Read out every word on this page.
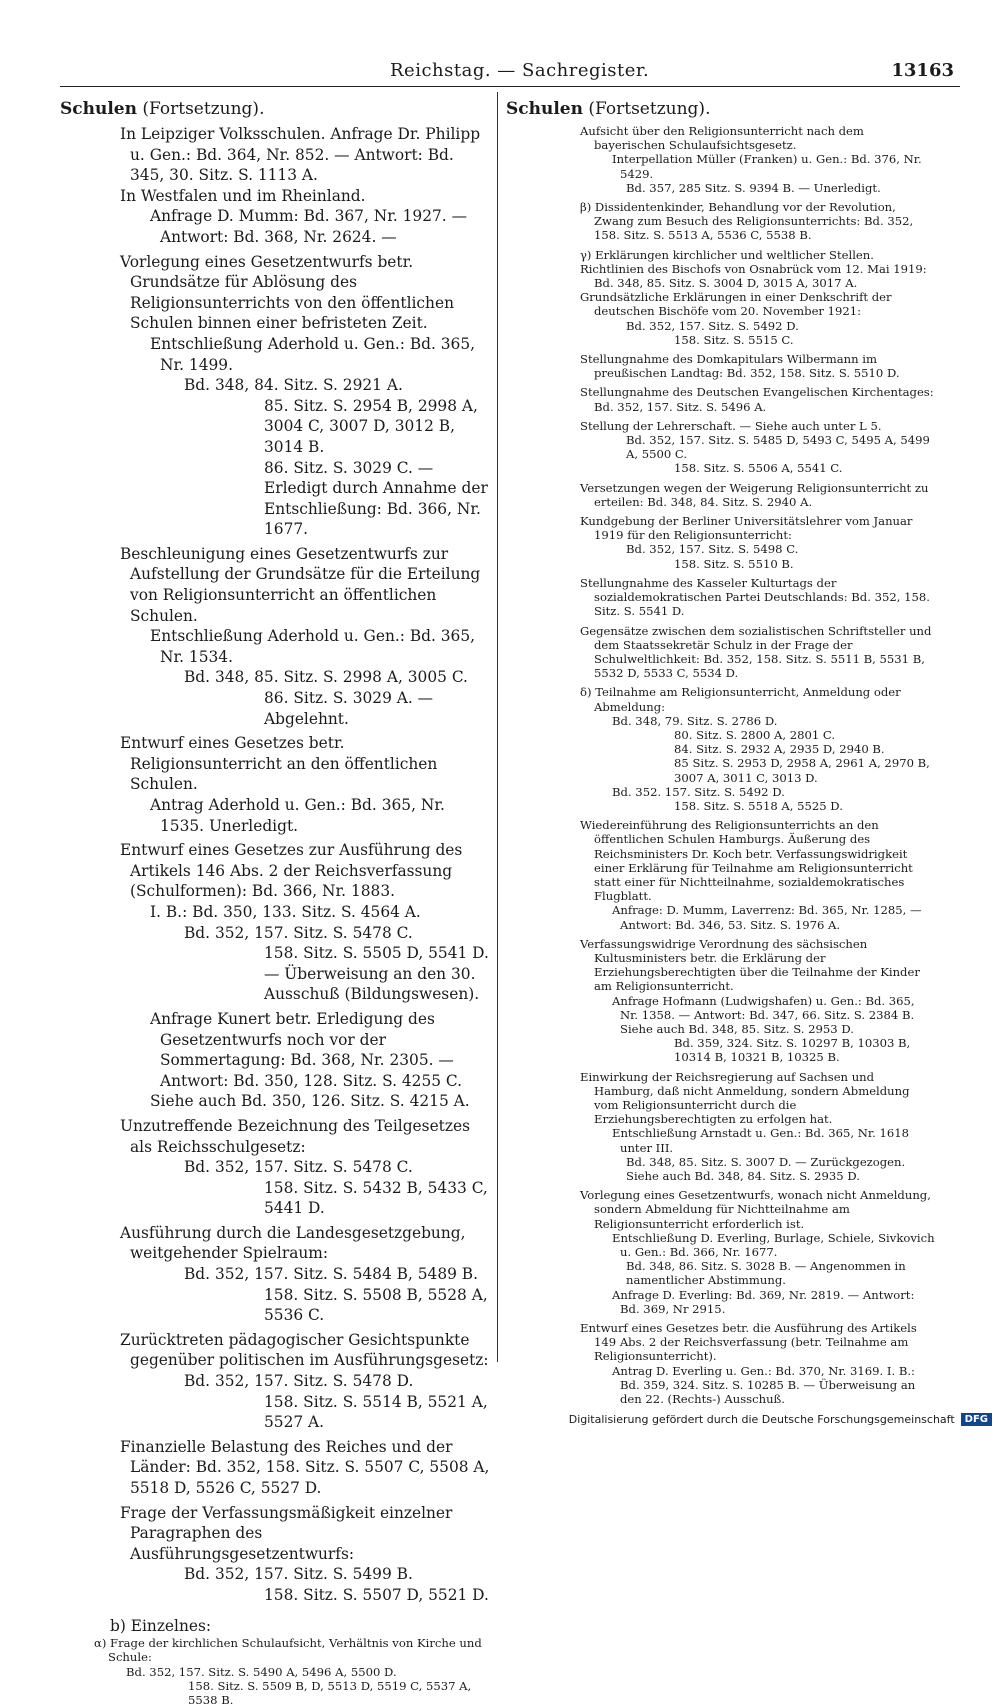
Reichstag. — Sachregister.	13163
Schulen (Fortsetzung).

In Leipziger Volksschulen. Anfrage Dr. Philipp u. Gen.: Bd. 364, Nr. 852. — Antwort: Bd. 345, 30. Sitz. S. 1113 A.

In Westfalen und im Rheinland.

Anfrage D. Mumm: Bd. 367, Nr. 1927. — Antwort: Bd. 368, Nr. 2624. —

Vorlegung eines Gesetzentwurfs betr. Grundsätze für Ablösung des Religionsunterrichts von den öffentlichen Schulen binnen einer befristeten Zeit.

Entschließung Aderhold u. Gen.: Bd. 365, Nr. 1499.

Bd. 348, 84. Sitz. S. 2921 A.

85. Sitz. S. 2954 B, 2998 A, 3004 C, 3007 D, 3012 B, 3014 B.

86. Sitz. S. 3029 C. — Erledigt durch Annahme der Entschließung: Bd. 366, Nr. 1677.

Beschleunigung eines Gesetzentwurfs zur Aufstellung der Grundsätze für die Erteilung von Religionsunterricht an öffentlichen Schulen.

Entschließung Aderhold u. Gen.: Bd. 365, Nr. 1534.

Bd. 348, 85. Sitz. S. 2998 A, 3005 C.

86. Sitz. S. 3029 A. — Abgelehnt.

Entwurf eines Gesetzes betr. Religionsunterricht an den öffentlichen Schulen.

Antrag Aderhold u. Gen.: Bd. 365, Nr. 1535. Unerledigt.

Entwurf eines Gesetzes zur Ausführung des Artikels 146 Abs. 2 der Reichsverfassung (Schulformen): Bd. 366, Nr. 1883.

I. B.: Bd. 350, 133. Sitz. S. 4564 A.

Bd. 352, 157. Sitz. S. 5478 C.

158. Sitz. S. 5505 D, 5541 D. — Überweisung an den 30. Ausschuß (Bildungswesen).

Anfrage Kunert betr. Erledigung des Gesetzentwurfs noch vor der Sommertagung: Bd. 368, Nr. 2305. — Antwort: Bd. 350, 128. Sitz. S. 4255 C.

Siehe auch Bd. 350, 126. Sitz. S. 4215 A.

Unzutreffende Bezeichnung des Teilgesetzes als Reichsschulgesetz:

Bd. 352, 157. Sitz. S. 5478 C.

158. Sitz. S. 5432 B, 5433 C, 5441 D.

Ausführung durch die Landesgesetzgebung, weitgehender Spielraum:

Bd. 352, 157. Sitz. S. 5484 B, 5489 B.

158. Sitz. S. 5508 B, 5528 A, 5536 C.

Zurücktreten pädagogischer Gesichtspunkte gegenüber politischen im Ausführungsgesetz:

Bd. 352, 157. Sitz. S. 5478 D.

158. Sitz. S. 5514 B, 5521 A, 5527 A.

Finanzielle Belastung des Reiches und der Länder: Bd. 352, 158. Sitz. S. 5507 C, 5508 A, 5518 D, 5526 C, 5527 D.

Frage der Verfassungsmäßigkeit einzelner Paragraphen des Ausführungsgesetzentwurfs:

Bd. 352, 157. Sitz. S. 5499 B.

158. Sitz. S. 5507 D, 5521 D.

b) Einzelnes:

α) Frage der kirchlichen Schulaufsicht, Verhältnis von Kirche und Schule:

Bd. 352, 157. Sitz. S. 5490 A, 5496 A, 5500 D.

158. Sitz. S. 5509 B, D, 5513 D, 5519 C, 5537 A, 5538 B.

Schulen (Fortsetzung).

Aufsicht über den Religionsunterricht nach dem bayerischen Schulaufsichtsgesetz.

Interpellation Müller (Franken) u. Gen.: Bd. 376, Nr. 5429.

Bd. 357, 285 Sitz. S. 9394 B. — Unerledigt.

β) Dissidentenkinder, Behandlung vor der Revolution, Zwang zum Besuch des Religionsunterrichts: Bd. 352, 158. Sitz. S. 5513 A, 5536 C, 5538 B.

γ) Erklärungen kirchlicher und weltlicher Stellen.

Richtlinien des Bischofs von Osnabrück vom 12. Mai 1919: Bd. 348, 85. Sitz. S. 3004 D, 3015 A, 3017 A.

Grundsätzliche Erklärungen in einer Denkschrift der deutschen Bischöfe vom 20. November 1921:

Bd. 352, 157. Sitz. S. 5492 D.

158. Sitz. S. 5515 C.

Stellungnahme des Domkapitulars Wilbermann im preußischen Landtag: Bd. 352, 158. Sitz. S. 5510 D.

Stellungnahme des Deutschen Evangelischen Kirchentages: Bd. 352, 157. Sitz. S. 5496 A.

Stellung der Lehrerschaft. — Siehe auch unter L 5.

Bd. 352, 157. Sitz. S. 5485 D, 5493 C, 5495 A, 5499 A, 5500 C.

158. Sitz. S. 5506 A, 5541 C.

Versetzungen wegen der Weigerung Religionsunterricht zu erteilen: Bd. 348, 84. Sitz. S. 2940 A.

Kundgebung der Berliner Universitätslehrer vom Januar 1919 für den Religionsunterricht:

Bd. 352, 157. Sitz. S. 5498 C.

158. Sitz. S. 5510 B.

Stellungnahme des Kasseler Kulturtags der sozialdemokratischen Partei Deutschlands: Bd. 352, 158. Sitz. S. 5541 D.

Gegensätze zwischen dem sozialistischen Schriftsteller und dem Staatssekretär Schulz in der Frage der Schulweltlichkeit: Bd. 352, 158. Sitz. S. 5511 B, 5531 B, 5532 D, 5533 C, 5534 D.

δ) Teilnahme am Religionsunterricht, Anmeldung oder Abmeldung:

Bd. 348, 79. Sitz. S. 2786 D.

80. Sitz. S. 2800 A, 2801 C.

84. Sitz. S. 2932 A, 2935 D, 2940 B.

85 Sitz. S. 2953 D, 2958 A, 2961 A, 2970 B, 3007 A, 3011 C, 3013 D.

Bd. 352. 157. Sitz. S. 5492 D.

158. Sitz. S. 5518 A, 5525 D.

Wiedereinführung des Religionsunterrichts an den öffentlichen Schulen Hamburgs. Äußerung des Reichsministers Dr. Koch betr. Verfassungswidrigkeit einer Erklärung für Teilnahme am Religionsunterricht statt einer für Nichtteilnahme, sozialdemokratisches Flugblatt.

Anfrage: D. Mumm, Laverrenz: Bd. 365, Nr. 1285, — Antwort: Bd. 346, 53. Sitz. S. 1976 A.

Verfassungswidrige Verordnung des sächsischen Kultusministers betr. die Erklärung der Erziehungsberechtigten über die Teilnahme der Kinder am Religionsunterricht.

Anfrage Hofmann (Ludwigshafen) u. Gen.: Bd. 365, Nr. 1358. — Antwort: Bd. 347, 66. Sitz. S. 2384 B. Siehe auch Bd. 348, 85. Sitz. S. 2953 D.

Bd. 359, 324. Sitz. S. 10297 B, 10303 B, 10314 B, 10321 B, 10325 B.

Einwirkung der Reichsregierung auf Sachsen und Hamburg, daß nicht Anmeldung, sondern Abmeldung vom Religionsunterricht durch die Erziehungsberechtigten zu erfolgen hat.

Entschließung Arnstadt u. Gen.: Bd. 365, Nr. 1618 unter III.

Bd. 348, 85. Sitz. S. 3007 D. — Zurückgezogen. Siehe auch Bd. 348, 84. Sitz. S. 2935 D.

Vorlegung eines Gesetzentwurfs, wonach nicht Anmeldung, sondern Abmeldung für Nichtteilnahme am Religionsunterricht erforderlich ist.

Entschließung D. Everling, Burlage, Schiele, Sivkovich u. Gen.: Bd. 366, Nr. 1677.

Bd. 348, 86. Sitz. S. 3028 B. — Angenommen in namentlicher Abstimmung.

Anfrage D. Everling: Bd. 369, Nr. 2819. — Antwort: Bd. 369, Nr 2915.

Entwurf eines Gesetzes betr. die Ausführung des Artikels 149 Abs. 2 der Reichsverfassung (betr. Teilnahme am Religionsunterricht).

Antrag D. Everling u. Gen.: Bd. 370, Nr. 3169. I. B.: Bd. 359, 324. Sitz. S. 10285 B. — Überweisung an den 22. (Rechts-) Ausschuß.

Digitalisierung gefördert durch die Deutsche Forschungsgemeinschaft	DFG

## TASK TO COMPLETE:
Copy every line of the listing that includes the string "Anmeldung".

## RESPONSE:
δ) Teilnahme am Religionsunterricht, Anmeldung oder Abmeldung:
Einwirkung der Reichsregierung auf Sachsen und Hamburg, daß nicht Anmeldung, sondern Abmeldung vom Religionsunterricht durch die Erziehungsberechtigten zu erfolgen hat.
Vorlegung eines Gesetzentwurfs, wonach nicht Anmeldung, sondern Abmeldung für Nichtteilnahme am Religionsunterricht erforderlich ist.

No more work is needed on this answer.